## DATA SUPPLIED
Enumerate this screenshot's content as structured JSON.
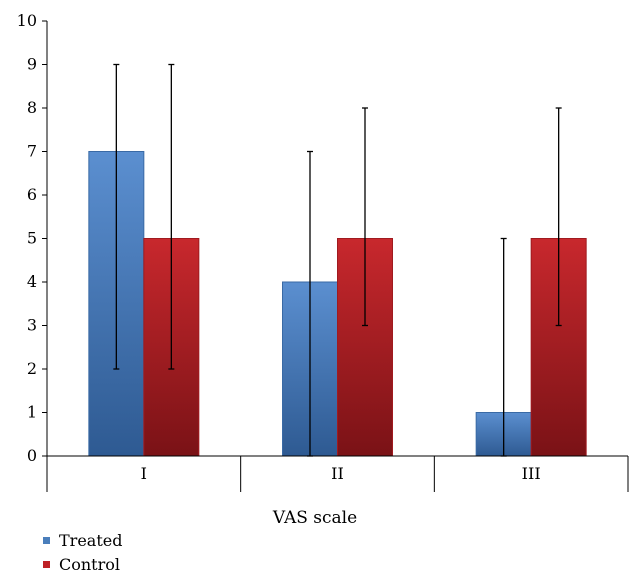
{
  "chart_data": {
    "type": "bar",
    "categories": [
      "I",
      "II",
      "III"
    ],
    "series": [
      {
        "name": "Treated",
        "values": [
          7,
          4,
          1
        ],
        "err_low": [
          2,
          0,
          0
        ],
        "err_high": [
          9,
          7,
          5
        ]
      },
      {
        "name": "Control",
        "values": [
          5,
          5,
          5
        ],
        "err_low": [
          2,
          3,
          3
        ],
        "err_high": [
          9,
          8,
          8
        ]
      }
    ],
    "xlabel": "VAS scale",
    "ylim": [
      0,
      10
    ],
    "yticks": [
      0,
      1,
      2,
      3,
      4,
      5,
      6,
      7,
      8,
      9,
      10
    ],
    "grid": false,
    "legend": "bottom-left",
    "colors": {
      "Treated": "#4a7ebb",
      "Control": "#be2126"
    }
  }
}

--

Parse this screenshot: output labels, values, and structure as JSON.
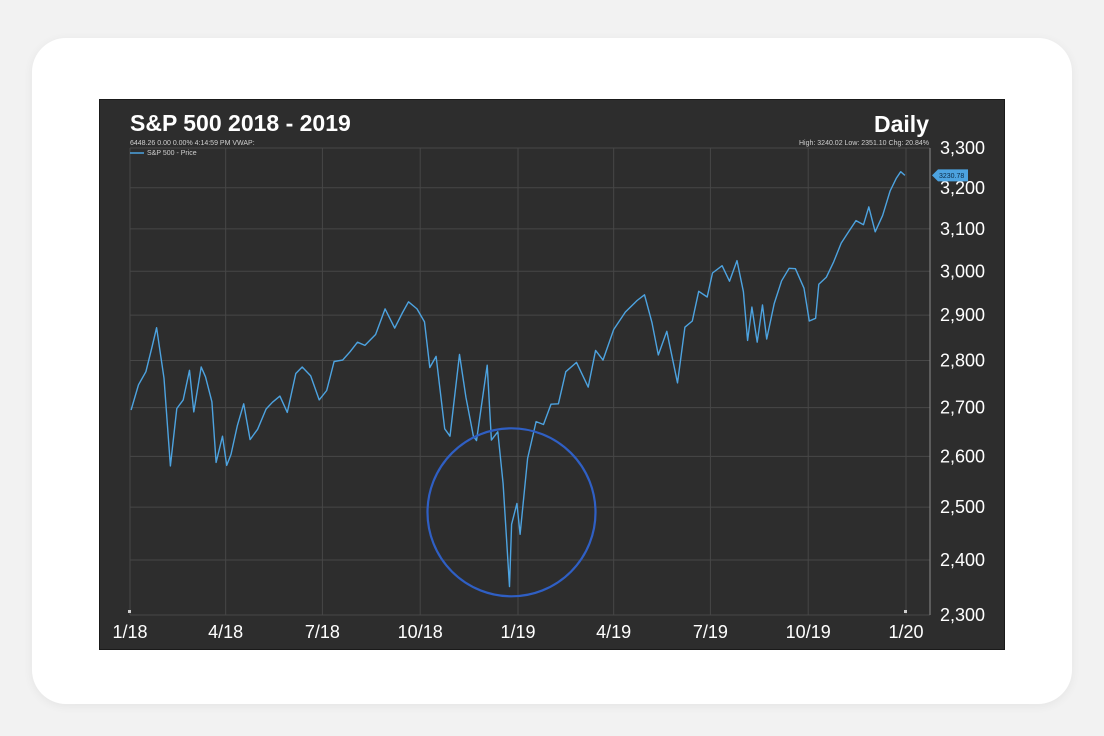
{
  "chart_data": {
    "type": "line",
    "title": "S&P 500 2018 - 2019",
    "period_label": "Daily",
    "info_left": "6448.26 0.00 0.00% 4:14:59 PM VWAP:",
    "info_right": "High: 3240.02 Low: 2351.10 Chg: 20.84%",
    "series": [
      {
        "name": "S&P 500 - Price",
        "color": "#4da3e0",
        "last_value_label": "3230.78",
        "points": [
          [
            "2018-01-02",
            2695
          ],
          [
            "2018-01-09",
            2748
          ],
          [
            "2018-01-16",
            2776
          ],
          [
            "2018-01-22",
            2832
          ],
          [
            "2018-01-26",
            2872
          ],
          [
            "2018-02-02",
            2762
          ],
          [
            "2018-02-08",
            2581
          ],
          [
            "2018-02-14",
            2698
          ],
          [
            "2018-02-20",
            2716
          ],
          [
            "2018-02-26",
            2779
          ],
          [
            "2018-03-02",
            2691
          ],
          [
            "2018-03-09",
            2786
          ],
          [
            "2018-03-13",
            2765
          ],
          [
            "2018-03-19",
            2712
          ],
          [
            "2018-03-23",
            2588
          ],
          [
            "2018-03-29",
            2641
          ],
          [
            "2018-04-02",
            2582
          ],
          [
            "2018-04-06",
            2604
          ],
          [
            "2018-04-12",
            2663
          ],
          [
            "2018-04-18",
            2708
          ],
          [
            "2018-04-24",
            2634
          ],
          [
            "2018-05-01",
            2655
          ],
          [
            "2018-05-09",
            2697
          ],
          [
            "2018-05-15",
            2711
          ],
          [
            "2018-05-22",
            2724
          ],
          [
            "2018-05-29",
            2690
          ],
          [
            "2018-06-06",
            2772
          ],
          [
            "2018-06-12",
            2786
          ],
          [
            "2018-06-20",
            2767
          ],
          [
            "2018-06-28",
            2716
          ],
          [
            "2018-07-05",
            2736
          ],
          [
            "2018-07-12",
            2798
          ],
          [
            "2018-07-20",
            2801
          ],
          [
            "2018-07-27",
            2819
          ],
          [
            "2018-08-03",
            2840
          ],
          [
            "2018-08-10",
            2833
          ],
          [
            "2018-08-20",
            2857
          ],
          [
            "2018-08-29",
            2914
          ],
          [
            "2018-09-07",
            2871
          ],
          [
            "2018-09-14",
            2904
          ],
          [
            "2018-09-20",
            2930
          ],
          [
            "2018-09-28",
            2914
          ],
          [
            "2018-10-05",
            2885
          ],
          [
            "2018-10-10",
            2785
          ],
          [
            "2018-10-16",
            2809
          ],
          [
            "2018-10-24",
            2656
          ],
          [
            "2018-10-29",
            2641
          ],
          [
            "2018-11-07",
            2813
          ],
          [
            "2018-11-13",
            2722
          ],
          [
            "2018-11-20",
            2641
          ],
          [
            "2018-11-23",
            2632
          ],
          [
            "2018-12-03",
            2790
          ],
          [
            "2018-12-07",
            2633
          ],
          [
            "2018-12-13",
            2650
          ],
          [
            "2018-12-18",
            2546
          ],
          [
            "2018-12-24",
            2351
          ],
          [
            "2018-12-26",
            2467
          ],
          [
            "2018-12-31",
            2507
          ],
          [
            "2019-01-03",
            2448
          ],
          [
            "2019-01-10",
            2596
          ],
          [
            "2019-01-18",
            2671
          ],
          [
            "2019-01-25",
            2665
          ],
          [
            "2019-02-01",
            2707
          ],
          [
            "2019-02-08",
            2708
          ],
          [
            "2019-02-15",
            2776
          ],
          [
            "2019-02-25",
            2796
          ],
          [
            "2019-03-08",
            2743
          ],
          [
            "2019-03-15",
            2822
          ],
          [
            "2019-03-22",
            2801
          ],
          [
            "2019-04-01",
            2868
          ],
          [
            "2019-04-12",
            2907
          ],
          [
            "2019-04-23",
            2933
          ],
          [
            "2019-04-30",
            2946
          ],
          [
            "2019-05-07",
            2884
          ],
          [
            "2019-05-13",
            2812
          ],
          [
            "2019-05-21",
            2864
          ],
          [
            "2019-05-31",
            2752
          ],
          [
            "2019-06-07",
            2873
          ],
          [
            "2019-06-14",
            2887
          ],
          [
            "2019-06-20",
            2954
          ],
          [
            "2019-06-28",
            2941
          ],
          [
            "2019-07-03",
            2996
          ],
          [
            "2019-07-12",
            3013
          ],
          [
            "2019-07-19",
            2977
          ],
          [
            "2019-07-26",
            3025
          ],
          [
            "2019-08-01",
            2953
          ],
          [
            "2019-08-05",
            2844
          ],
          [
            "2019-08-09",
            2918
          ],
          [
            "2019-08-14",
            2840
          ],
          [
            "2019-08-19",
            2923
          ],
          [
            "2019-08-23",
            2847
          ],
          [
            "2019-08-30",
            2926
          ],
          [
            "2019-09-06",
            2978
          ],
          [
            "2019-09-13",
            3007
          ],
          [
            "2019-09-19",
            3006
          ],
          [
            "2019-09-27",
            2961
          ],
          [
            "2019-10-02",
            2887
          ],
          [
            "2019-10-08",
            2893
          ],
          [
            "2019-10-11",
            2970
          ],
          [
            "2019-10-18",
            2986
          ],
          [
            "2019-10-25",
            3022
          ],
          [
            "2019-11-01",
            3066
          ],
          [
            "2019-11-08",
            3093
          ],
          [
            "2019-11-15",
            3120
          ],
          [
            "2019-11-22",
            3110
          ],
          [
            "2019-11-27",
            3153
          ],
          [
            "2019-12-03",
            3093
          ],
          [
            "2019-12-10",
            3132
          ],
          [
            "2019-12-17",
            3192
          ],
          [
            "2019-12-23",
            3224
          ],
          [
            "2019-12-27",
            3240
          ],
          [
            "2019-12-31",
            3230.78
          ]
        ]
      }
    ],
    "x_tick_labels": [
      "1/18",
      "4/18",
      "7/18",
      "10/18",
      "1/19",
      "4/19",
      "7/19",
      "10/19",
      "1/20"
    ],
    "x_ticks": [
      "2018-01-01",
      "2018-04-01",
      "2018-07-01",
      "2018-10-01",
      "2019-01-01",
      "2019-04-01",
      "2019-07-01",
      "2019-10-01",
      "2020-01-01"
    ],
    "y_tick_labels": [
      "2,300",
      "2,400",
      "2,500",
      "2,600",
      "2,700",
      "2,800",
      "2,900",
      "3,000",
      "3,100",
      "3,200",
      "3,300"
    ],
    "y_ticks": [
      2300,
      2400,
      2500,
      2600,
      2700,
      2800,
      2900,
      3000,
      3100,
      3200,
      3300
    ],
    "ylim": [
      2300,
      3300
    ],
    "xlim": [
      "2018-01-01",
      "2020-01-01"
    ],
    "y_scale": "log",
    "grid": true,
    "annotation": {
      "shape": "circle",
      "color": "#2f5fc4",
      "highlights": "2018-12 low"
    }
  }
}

## TASK TO CARRY OUT
Of all the lines in the data above, state how many include "this". Say only the number.

## EXERCISE OUTPUT
2